== Assignment ==
From the column about Oprah Winfrey and James Frey, list every person it names as featured in Winfrey's Thursday hour, other than Winfrey herself.

== Passage ==

┄┄┄┄┄┄

Humiliation -- but on the Last Page, Absolution
Oprah Winfrey, whatever you think of her, made for remarkable television Thursday.
She delivered an hour that was both substantive and theatrical, featuring a lying writer, James Frey; his chagrined editor, Nan A. Talese; and two journalistic heavyweights, Richard Cohen of the Washington Post and Frank Rich of the New York Times, saying that the truth in our culture still matters.
But the star of it all was -- who else? -- Oprah Winfrey (she looked great, by the way), whose well-meaning, big-bucks Oprah’s Book Club had been duped in its embrace of the partly fabricated “A Million Little Pieces” as straight memoir. Now we would learn what happens when you cross Winfrey, when you go on her show and lie about your pain or your redemption and as a result get her whole Oprah empire behind you and your name is not Tom Cruise.
You get, basically, publicly stoned. And then in the end, Winfrey gives you absolution. And comes out smelling like a rose for being so aboveboard.
Somehow, though, Winfrey broke through her own artifice to deliver something unusual in our culture -- something real.
But first, the public stoning.
“It is difficult for me to talk to you, because I really feel duped,” she told Frey, who sipped his water and meekly acknowledged the liberties he took in his book. He seemed awesomely frightened. From his point of view, much of the hour must have felt like that scene in the film “Network” when anchorman Howard Beale gets summoned to a meeting with corporate honcho Arthur Jensen for on-air revelations about a company deal.
“You have meddled with the primal forces of nature, Mr. Beale,” Jensen says, “and I won’t have it. Is that clear?”
“Network” ended with the madman Beale being taken out on the air when his ratings fell.

┄┄┄┄┄┄

== Input data ==
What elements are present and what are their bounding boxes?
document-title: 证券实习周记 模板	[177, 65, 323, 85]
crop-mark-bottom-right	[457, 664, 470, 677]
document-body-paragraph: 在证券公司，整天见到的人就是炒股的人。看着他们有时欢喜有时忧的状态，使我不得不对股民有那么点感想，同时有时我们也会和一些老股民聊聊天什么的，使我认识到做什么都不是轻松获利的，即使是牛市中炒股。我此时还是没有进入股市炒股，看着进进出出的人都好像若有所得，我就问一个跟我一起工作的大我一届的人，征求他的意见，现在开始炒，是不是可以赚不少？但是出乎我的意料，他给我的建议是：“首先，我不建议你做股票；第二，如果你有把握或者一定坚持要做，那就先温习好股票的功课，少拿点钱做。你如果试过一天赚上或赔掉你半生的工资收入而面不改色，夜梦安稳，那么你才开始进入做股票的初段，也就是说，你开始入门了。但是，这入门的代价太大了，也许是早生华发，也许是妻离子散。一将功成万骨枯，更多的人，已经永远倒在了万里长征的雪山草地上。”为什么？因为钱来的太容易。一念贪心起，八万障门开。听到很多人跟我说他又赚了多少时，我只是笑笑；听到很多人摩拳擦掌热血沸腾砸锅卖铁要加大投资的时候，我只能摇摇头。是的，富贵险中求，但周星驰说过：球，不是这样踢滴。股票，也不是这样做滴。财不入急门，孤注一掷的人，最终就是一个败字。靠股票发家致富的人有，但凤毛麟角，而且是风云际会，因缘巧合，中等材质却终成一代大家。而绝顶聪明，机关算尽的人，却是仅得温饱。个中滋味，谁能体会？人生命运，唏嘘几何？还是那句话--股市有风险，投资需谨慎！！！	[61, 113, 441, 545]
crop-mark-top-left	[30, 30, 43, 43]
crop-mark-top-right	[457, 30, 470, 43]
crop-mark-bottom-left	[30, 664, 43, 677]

┄┄┄┄┄┄

== Answer for the task ==
James Frey, Nan A. Talese, Richard Cohen, Frank Rich